■ EXERCISE DIRECTIONS
Transcribe each entry below exactly. Pictures do not go in the copy.

■ RECORDS FOR THE TASK

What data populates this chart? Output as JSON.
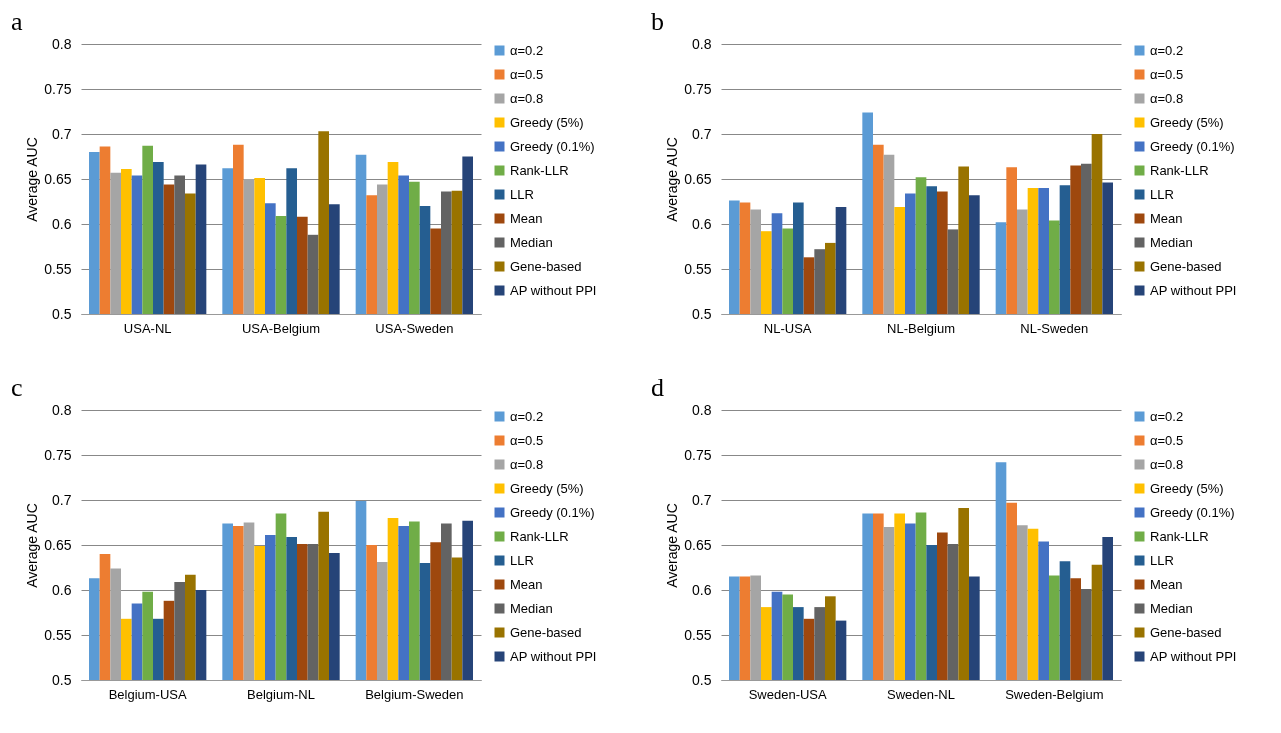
{
  "chart_data": [
    {
      "type": "bar",
      "title": "a",
      "ylabel": "Average AUC",
      "categories": [
        "USA-NL",
        "USA-Belgium",
        "USA-Sweden"
      ],
      "ylim": [
        0.5,
        0.8
      ],
      "yticks": [
        0.5,
        0.55,
        0.6,
        0.65,
        0.7,
        0.75,
        0.8
      ],
      "grid": "y",
      "legend": "right",
      "series": [
        {
          "name": "α=0.2",
          "color": "#5b9bd5",
          "values": [
            0.68,
            0.662,
            0.677
          ]
        },
        {
          "name": "α=0.5",
          "color": "#ed7d31",
          "values": [
            0.686,
            0.688,
            0.632
          ]
        },
        {
          "name": "α=0.8",
          "color": "#a5a5a5",
          "values": [
            0.657,
            0.65,
            0.644
          ]
        },
        {
          "name": "Greedy (5%)",
          "color": "#ffc000",
          "values": [
            0.661,
            0.651,
            0.669
          ]
        },
        {
          "name": "Greedy (0.1%)",
          "color": "#4472c4",
          "values": [
            0.654,
            0.623,
            0.654
          ]
        },
        {
          "name": "Rank-LLR",
          "color": "#70ad47",
          "values": [
            0.687,
            0.609,
            0.647
          ]
        },
        {
          "name": "LLR",
          "color": "#255e91",
          "values": [
            0.669,
            0.662,
            0.62
          ]
        },
        {
          "name": "Mean",
          "color": "#9e480e",
          "values": [
            0.644,
            0.608,
            0.595
          ]
        },
        {
          "name": "Median",
          "color": "#636363",
          "values": [
            0.654,
            0.588,
            0.636
          ]
        },
        {
          "name": "Gene-based",
          "color": "#997300",
          "values": [
            0.634,
            0.703,
            0.637
          ]
        },
        {
          "name": "AP without PPI",
          "color": "#264478",
          "values": [
            0.666,
            0.622,
            0.675
          ]
        }
      ]
    },
    {
      "type": "bar",
      "title": "b",
      "ylabel": "Average AUC",
      "categories": [
        "NL-USA",
        "NL-Belgium",
        "NL-Sweden"
      ],
      "ylim": [
        0.5,
        0.8
      ],
      "yticks": [
        0.5,
        0.55,
        0.6,
        0.65,
        0.7,
        0.75,
        0.8
      ],
      "grid": "y",
      "legend": "right",
      "series": [
        {
          "name": "α=0.2",
          "color": "#5b9bd5",
          "values": [
            0.626,
            0.724,
            0.602
          ]
        },
        {
          "name": "α=0.5",
          "color": "#ed7d31",
          "values": [
            0.624,
            0.688,
            0.663
          ]
        },
        {
          "name": "α=0.8",
          "color": "#a5a5a5",
          "values": [
            0.616,
            0.677,
            0.616
          ]
        },
        {
          "name": "Greedy (5%)",
          "color": "#ffc000",
          "values": [
            0.592,
            0.619,
            0.64
          ]
        },
        {
          "name": "Greedy (0.1%)",
          "color": "#4472c4",
          "values": [
            0.612,
            0.634,
            0.64
          ]
        },
        {
          "name": "Rank-LLR",
          "color": "#70ad47",
          "values": [
            0.595,
            0.652,
            0.604
          ]
        },
        {
          "name": "LLR",
          "color": "#255e91",
          "values": [
            0.624,
            0.642,
            0.643
          ]
        },
        {
          "name": "Mean",
          "color": "#9e480e",
          "values": [
            0.563,
            0.636,
            0.665
          ]
        },
        {
          "name": "Median",
          "color": "#636363",
          "values": [
            0.572,
            0.594,
            0.667
          ]
        },
        {
          "name": "Gene-based",
          "color": "#997300",
          "values": [
            0.579,
            0.664,
            0.7
          ]
        },
        {
          "name": "AP without PPI",
          "color": "#264478",
          "values": [
            0.619,
            0.632,
            0.646
          ]
        }
      ]
    },
    {
      "type": "bar",
      "title": "c",
      "ylabel": "Average AUC",
      "categories": [
        "Belgium-USA",
        "Belgium-NL",
        "Belgium-Sweden"
      ],
      "ylim": [
        0.5,
        0.8
      ],
      "yticks": [
        0.5,
        0.55,
        0.6,
        0.65,
        0.7,
        0.75,
        0.8
      ],
      "grid": "y",
      "legend": "right",
      "series": [
        {
          "name": "α=0.2",
          "color": "#5b9bd5",
          "values": [
            0.613,
            0.674,
            0.699
          ]
        },
        {
          "name": "α=0.5",
          "color": "#ed7d31",
          "values": [
            0.64,
            0.671,
            0.65
          ]
        },
        {
          "name": "α=0.8",
          "color": "#a5a5a5",
          "values": [
            0.624,
            0.675,
            0.631
          ]
        },
        {
          "name": "Greedy (5%)",
          "color": "#ffc000",
          "values": [
            0.568,
            0.649,
            0.68
          ]
        },
        {
          "name": "Greedy (0.1%)",
          "color": "#4472c4",
          "values": [
            0.585,
            0.661,
            0.671
          ]
        },
        {
          "name": "Rank-LLR",
          "color": "#70ad47",
          "values": [
            0.598,
            0.685,
            0.676
          ]
        },
        {
          "name": "LLR",
          "color": "#255e91",
          "values": [
            0.568,
            0.659,
            0.63
          ]
        },
        {
          "name": "Mean",
          "color": "#9e480e",
          "values": [
            0.588,
            0.651,
            0.653
          ]
        },
        {
          "name": "Median",
          "color": "#636363",
          "values": [
            0.609,
            0.651,
            0.674
          ]
        },
        {
          "name": "Gene-based",
          "color": "#997300",
          "values": [
            0.617,
            0.687,
            0.636
          ]
        },
        {
          "name": "AP without PPI",
          "color": "#264478",
          "values": [
            0.6,
            0.641,
            0.677
          ]
        }
      ]
    },
    {
      "type": "bar",
      "title": "d",
      "ylabel": "Average AUC",
      "categories": [
        "Sweden-USA",
        "Sweden-NL",
        "Sweden-Belgium"
      ],
      "ylim": [
        0.5,
        0.8
      ],
      "yticks": [
        0.5,
        0.55,
        0.6,
        0.65,
        0.7,
        0.75,
        0.8
      ],
      "grid": "y",
      "legend": "right",
      "series": [
        {
          "name": "α=0.2",
          "color": "#5b9bd5",
          "values": [
            0.615,
            0.685,
            0.742
          ]
        },
        {
          "name": "α=0.5",
          "color": "#ed7d31",
          "values": [
            0.615,
            0.685,
            0.697
          ]
        },
        {
          "name": "α=0.8",
          "color": "#a5a5a5",
          "values": [
            0.616,
            0.67,
            0.672
          ]
        },
        {
          "name": "Greedy (5%)",
          "color": "#ffc000",
          "values": [
            0.581,
            0.685,
            0.668
          ]
        },
        {
          "name": "Greedy (0.1%)",
          "color": "#4472c4",
          "values": [
            0.598,
            0.674,
            0.654
          ]
        },
        {
          "name": "Rank-LLR",
          "color": "#70ad47",
          "values": [
            0.595,
            0.686,
            0.616
          ]
        },
        {
          "name": "LLR",
          "color": "#255e91",
          "values": [
            0.581,
            0.65,
            0.632
          ]
        },
        {
          "name": "Mean",
          "color": "#9e480e",
          "values": [
            0.568,
            0.664,
            0.613
          ]
        },
        {
          "name": "Median",
          "color": "#636363",
          "values": [
            0.581,
            0.651,
            0.601
          ]
        },
        {
          "name": "Gene-based",
          "color": "#997300",
          "values": [
            0.593,
            0.691,
            0.628
          ]
        },
        {
          "name": "AP without PPI",
          "color": "#264478",
          "values": [
            0.566,
            0.615,
            0.659
          ]
        }
      ]
    }
  ]
}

■ REPLY TO THE EXERCISE
What data populates this chart? Output as JSON.
{
  "chart_data": [
    {
      "type": "bar",
      "title": "a",
      "ylabel": "Average AUC",
      "categories": [
        "USA-NL",
        "USA-Belgium",
        "USA-Sweden"
      ],
      "ylim": [
        0.5,
        0.8
      ],
      "yticks": [
        0.5,
        0.55,
        0.6,
        0.65,
        0.7,
        0.75,
        0.8
      ],
      "grid": "y",
      "legend": "right",
      "series": [
        {
          "name": "α=0.2",
          "color": "#5b9bd5",
          "values": [
            0.68,
            0.662,
            0.677
          ]
        },
        {
          "name": "α=0.5",
          "color": "#ed7d31",
          "values": [
            0.686,
            0.688,
            0.632
          ]
        },
        {
          "name": "α=0.8",
          "color": "#a5a5a5",
          "values": [
            0.657,
            0.65,
            0.644
          ]
        },
        {
          "name": "Greedy (5%)",
          "color": "#ffc000",
          "values": [
            0.661,
            0.651,
            0.669
          ]
        },
        {
          "name": "Greedy (0.1%)",
          "color": "#4472c4",
          "values": [
            0.654,
            0.623,
            0.654
          ]
        },
        {
          "name": "Rank-LLR",
          "color": "#70ad47",
          "values": [
            0.687,
            0.609,
            0.647
          ]
        },
        {
          "name": "LLR",
          "color": "#255e91",
          "values": [
            0.669,
            0.662,
            0.62
          ]
        },
        {
          "name": "Mean",
          "color": "#9e480e",
          "values": [
            0.644,
            0.608,
            0.595
          ]
        },
        {
          "name": "Median",
          "color": "#636363",
          "values": [
            0.654,
            0.588,
            0.636
          ]
        },
        {
          "name": "Gene-based",
          "color": "#997300",
          "values": [
            0.634,
            0.703,
            0.637
          ]
        },
        {
          "name": "AP without PPI",
          "color": "#264478",
          "values": [
            0.666,
            0.622,
            0.675
          ]
        }
      ]
    },
    {
      "type": "bar",
      "title": "b",
      "ylabel": "Average AUC",
      "categories": [
        "NL-USA",
        "NL-Belgium",
        "NL-Sweden"
      ],
      "ylim": [
        0.5,
        0.8
      ],
      "yticks": [
        0.5,
        0.55,
        0.6,
        0.65,
        0.7,
        0.75,
        0.8
      ],
      "grid": "y",
      "legend": "right",
      "series": [
        {
          "name": "α=0.2",
          "color": "#5b9bd5",
          "values": [
            0.626,
            0.724,
            0.602
          ]
        },
        {
          "name": "α=0.5",
          "color": "#ed7d31",
          "values": [
            0.624,
            0.688,
            0.663
          ]
        },
        {
          "name": "α=0.8",
          "color": "#a5a5a5",
          "values": [
            0.616,
            0.677,
            0.616
          ]
        },
        {
          "name": "Greedy (5%)",
          "color": "#ffc000",
          "values": [
            0.592,
            0.619,
            0.64
          ]
        },
        {
          "name": "Greedy (0.1%)",
          "color": "#4472c4",
          "values": [
            0.612,
            0.634,
            0.64
          ]
        },
        {
          "name": "Rank-LLR",
          "color": "#70ad47",
          "values": [
            0.595,
            0.652,
            0.604
          ]
        },
        {
          "name": "LLR",
          "color": "#255e91",
          "values": [
            0.624,
            0.642,
            0.643
          ]
        },
        {
          "name": "Mean",
          "color": "#9e480e",
          "values": [
            0.563,
            0.636,
            0.665
          ]
        },
        {
          "name": "Median",
          "color": "#636363",
          "values": [
            0.572,
            0.594,
            0.667
          ]
        },
        {
          "name": "Gene-based",
          "color": "#997300",
          "values": [
            0.579,
            0.664,
            0.7
          ]
        },
        {
          "name": "AP without PPI",
          "color": "#264478",
          "values": [
            0.619,
            0.632,
            0.646
          ]
        }
      ]
    },
    {
      "type": "bar",
      "title": "c",
      "ylabel": "Average AUC",
      "categories": [
        "Belgium-USA",
        "Belgium-NL",
        "Belgium-Sweden"
      ],
      "ylim": [
        0.5,
        0.8
      ],
      "yticks": [
        0.5,
        0.55,
        0.6,
        0.65,
        0.7,
        0.75,
        0.8
      ],
      "grid": "y",
      "legend": "right",
      "series": [
        {
          "name": "α=0.2",
          "color": "#5b9bd5",
          "values": [
            0.613,
            0.674,
            0.699
          ]
        },
        {
          "name": "α=0.5",
          "color": "#ed7d31",
          "values": [
            0.64,
            0.671,
            0.65
          ]
        },
        {
          "name": "α=0.8",
          "color": "#a5a5a5",
          "values": [
            0.624,
            0.675,
            0.631
          ]
        },
        {
          "name": "Greedy (5%)",
          "color": "#ffc000",
          "values": [
            0.568,
            0.649,
            0.68
          ]
        },
        {
          "name": "Greedy (0.1%)",
          "color": "#4472c4",
          "values": [
            0.585,
            0.661,
            0.671
          ]
        },
        {
          "name": "Rank-LLR",
          "color": "#70ad47",
          "values": [
            0.598,
            0.685,
            0.676
          ]
        },
        {
          "name": "LLR",
          "color": "#255e91",
          "values": [
            0.568,
            0.659,
            0.63
          ]
        },
        {
          "name": "Mean",
          "color": "#9e480e",
          "values": [
            0.588,
            0.651,
            0.653
          ]
        },
        {
          "name": "Median",
          "color": "#636363",
          "values": [
            0.609,
            0.651,
            0.674
          ]
        },
        {
          "name": "Gene-based",
          "color": "#997300",
          "values": [
            0.617,
            0.687,
            0.636
          ]
        },
        {
          "name": "AP without PPI",
          "color": "#264478",
          "values": [
            0.6,
            0.641,
            0.677
          ]
        }
      ]
    },
    {
      "type": "bar",
      "title": "d",
      "ylabel": "Average AUC",
      "categories": [
        "Sweden-USA",
        "Sweden-NL",
        "Sweden-Belgium"
      ],
      "ylim": [
        0.5,
        0.8
      ],
      "yticks": [
        0.5,
        0.55,
        0.6,
        0.65,
        0.7,
        0.75,
        0.8
      ],
      "grid": "y",
      "legend": "right",
      "series": [
        {
          "name": "α=0.2",
          "color": "#5b9bd5",
          "values": [
            0.615,
            0.685,
            0.742
          ]
        },
        {
          "name": "α=0.5",
          "color": "#ed7d31",
          "values": [
            0.615,
            0.685,
            0.697
          ]
        },
        {
          "name": "α=0.8",
          "color": "#a5a5a5",
          "values": [
            0.616,
            0.67,
            0.672
          ]
        },
        {
          "name": "Greedy (5%)",
          "color": "#ffc000",
          "values": [
            0.581,
            0.685,
            0.668
          ]
        },
        {
          "name": "Greedy (0.1%)",
          "color": "#4472c4",
          "values": [
            0.598,
            0.674,
            0.654
          ]
        },
        {
          "name": "Rank-LLR",
          "color": "#70ad47",
          "values": [
            0.595,
            0.686,
            0.616
          ]
        },
        {
          "name": "LLR",
          "color": "#255e91",
          "values": [
            0.581,
            0.65,
            0.632
          ]
        },
        {
          "name": "Mean",
          "color": "#9e480e",
          "values": [
            0.568,
            0.664,
            0.613
          ]
        },
        {
          "name": "Median",
          "color": "#636363",
          "values": [
            0.581,
            0.651,
            0.601
          ]
        },
        {
          "name": "Gene-based",
          "color": "#997300",
          "values": [
            0.593,
            0.691,
            0.628
          ]
        },
        {
          "name": "AP without PPI",
          "color": "#264478",
          "values": [
            0.566,
            0.615,
            0.659
          ]
        }
      ]
    }
  ]
}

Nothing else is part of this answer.